Check each line of the data below for the word "datetime", then extract the ones that have it.

DATA ENTRIES:
★ ★ ★ ★ ★

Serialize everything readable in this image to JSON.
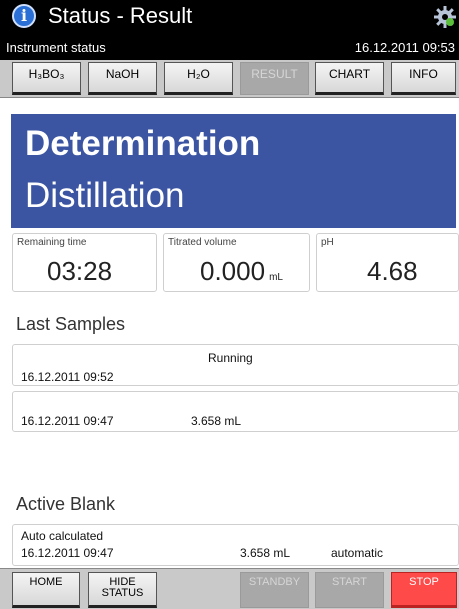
{
  "titlebar": {
    "title": "Status - Result",
    "subtitle": "Instrument status",
    "datetime": "16.12.2011 09:53"
  },
  "tabs": [
    {
      "label": "H₃BO₃",
      "enabled": true
    },
    {
      "label": "NaOH",
      "enabled": true
    },
    {
      "label": "H₂O",
      "enabled": true
    },
    {
      "label": "RESULT",
      "enabled": false
    },
    {
      "label": "CHART",
      "enabled": true
    },
    {
      "label": "INFO",
      "enabled": true
    }
  ],
  "banner": {
    "title": "Determination",
    "subtitle": "Distillation"
  },
  "values": {
    "remaining_time": {
      "label": "Remaining time",
      "value": "03:28"
    },
    "titrated_volume": {
      "label": "Titrated volume",
      "value": "0.000",
      "unit": "mL"
    },
    "ph": {
      "label": "pH",
      "value": "4.68"
    }
  },
  "last_samples": {
    "title": "Last Samples",
    "rows": [
      {
        "status": "Running",
        "datetime": "16.12.2011 09:52",
        "volume": ""
      },
      {
        "status": "",
        "datetime": "16.12.2011 09:47",
        "volume": "3.658 mL"
      }
    ]
  },
  "active_blank": {
    "title": "Active Blank",
    "label": "Auto calculated",
    "datetime": "16.12.2011 09:47",
    "volume": "3.658 mL",
    "mode": "automatic"
  },
  "bottom": {
    "home": "HOME",
    "hide_line1": "HIDE",
    "hide_line2": "STATUS",
    "standby": "STANDBY",
    "start": "START",
    "stop": "STOP"
  },
  "colors": {
    "banner": "#3b55a2",
    "stop": "#ff4a4a"
  }
}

★ ★ ★ ★ ★

ANSWER TO THIS TASK:
    "datetime": "16.12.2011 09:53"
        "datetime": "16.12.2011 09:52",
        "datetime": "16.12.2011 09:47",
    "datetime": "16.12.2011 09:47",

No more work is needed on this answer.